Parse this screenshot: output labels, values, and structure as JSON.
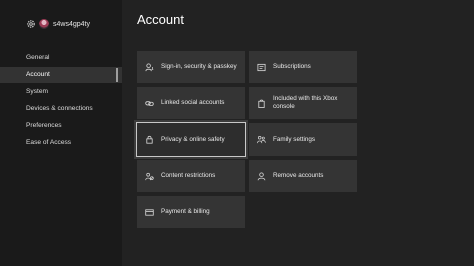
{
  "profile": {
    "gamertag": "s4ws4gp4ty"
  },
  "sidebar": {
    "items": [
      {
        "label": "General"
      },
      {
        "label": "Account"
      },
      {
        "label": "System"
      },
      {
        "label": "Devices & connections"
      },
      {
        "label": "Preferences"
      },
      {
        "label": "Ease of Access"
      }
    ],
    "selected_index": 1
  },
  "main": {
    "title": "Account",
    "tiles": [
      {
        "label": "Sign-in, security & passkey",
        "icon": "sign-in-icon"
      },
      {
        "label": "Subscriptions",
        "icon": "subscriptions-icon"
      },
      {
        "label": "Linked social accounts",
        "icon": "linked-accounts-icon"
      },
      {
        "label": "Included with this Xbox console",
        "icon": "console-included-icon"
      },
      {
        "label": "Privacy & online safety",
        "icon": "lock-icon",
        "focused": true
      },
      {
        "label": "Family settings",
        "icon": "family-icon"
      },
      {
        "label": "Content restrictions",
        "icon": "content-restrictions-icon"
      },
      {
        "label": "Remove accounts",
        "icon": "remove-account-icon"
      },
      {
        "label": "Payment & billing",
        "icon": "payment-card-icon"
      }
    ]
  }
}
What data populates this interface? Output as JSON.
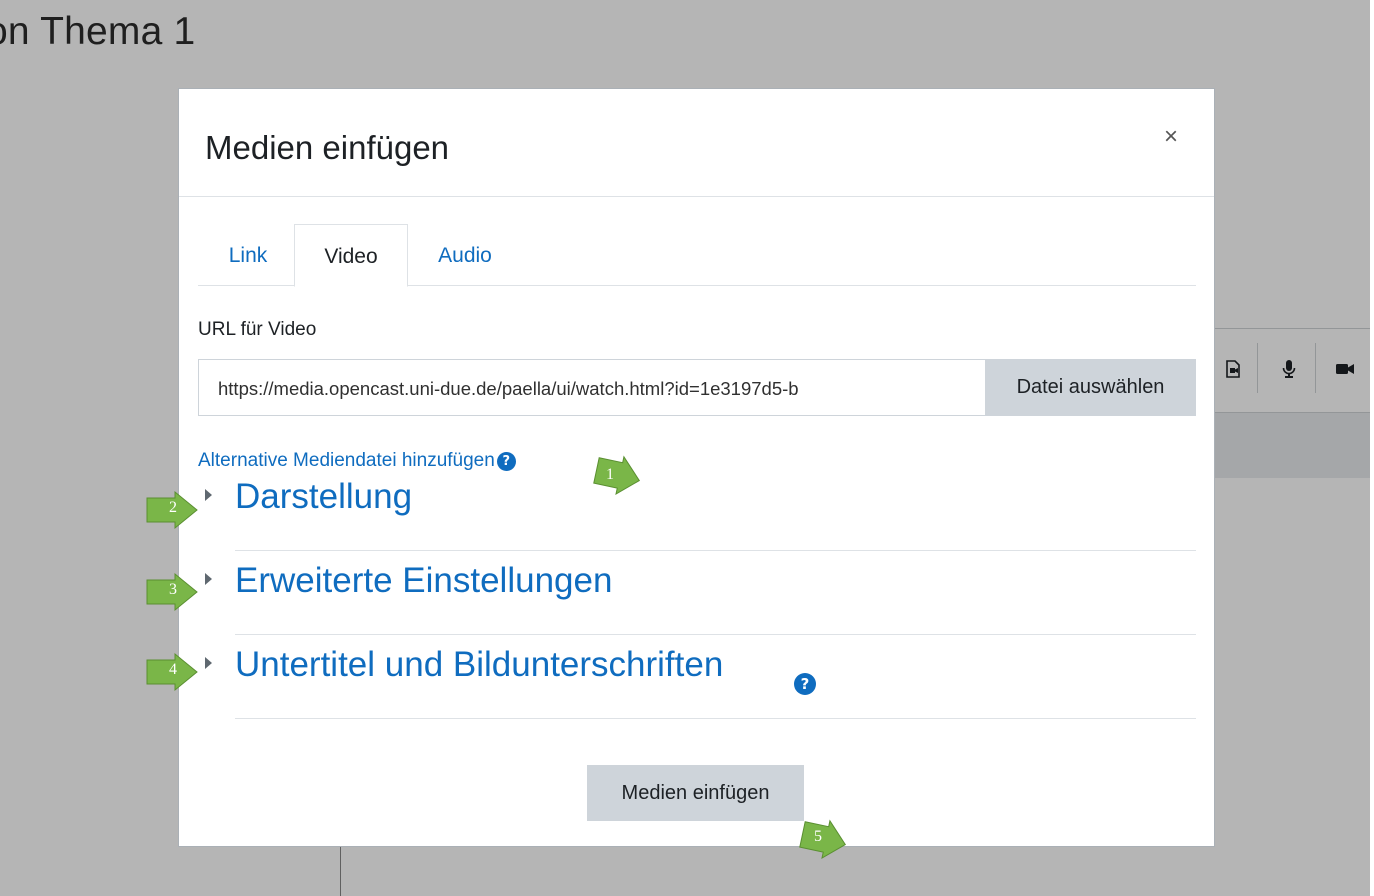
{
  "page": {
    "heading": "on Thema 1",
    "toolbar_icons": [
      "video-file-icon",
      "microphone-icon",
      "camera-icon"
    ]
  },
  "modal": {
    "title": "Medien einfügen",
    "close_label": "×",
    "tabs": [
      {
        "label": "Link",
        "active": false
      },
      {
        "label": "Video",
        "active": true
      },
      {
        "label": "Audio",
        "active": false
      }
    ],
    "url_label": "URL für Video",
    "url_value": "https://media.opencast.uni-due.de/paella/ui/watch.html?id=1e3197d5-b",
    "file_button": "Datei auswählen",
    "alt_link": "Alternative Mediendatei hinzufügen",
    "help_glyph": "?",
    "sections": [
      {
        "title": "Darstellung",
        "has_help": false
      },
      {
        "title": "Erweiterte Einstellungen",
        "has_help": false
      },
      {
        "title": "Untertitel und Bildunterschriften",
        "has_help": true
      }
    ],
    "insert_button": "Medien einfügen"
  },
  "markers": [
    "1",
    "2",
    "3",
    "4",
    "5"
  ],
  "colors": {
    "link": "#0f6cbf",
    "marker_green": "#7ab648",
    "button_grey": "#ced4da"
  }
}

**EXERCISE REQUIREMENTS**
Go through the records and pull out each line that includes the word "true".

**COMPLETE OUTPUT**
        "focused": true
        "active": true
        "has_help": true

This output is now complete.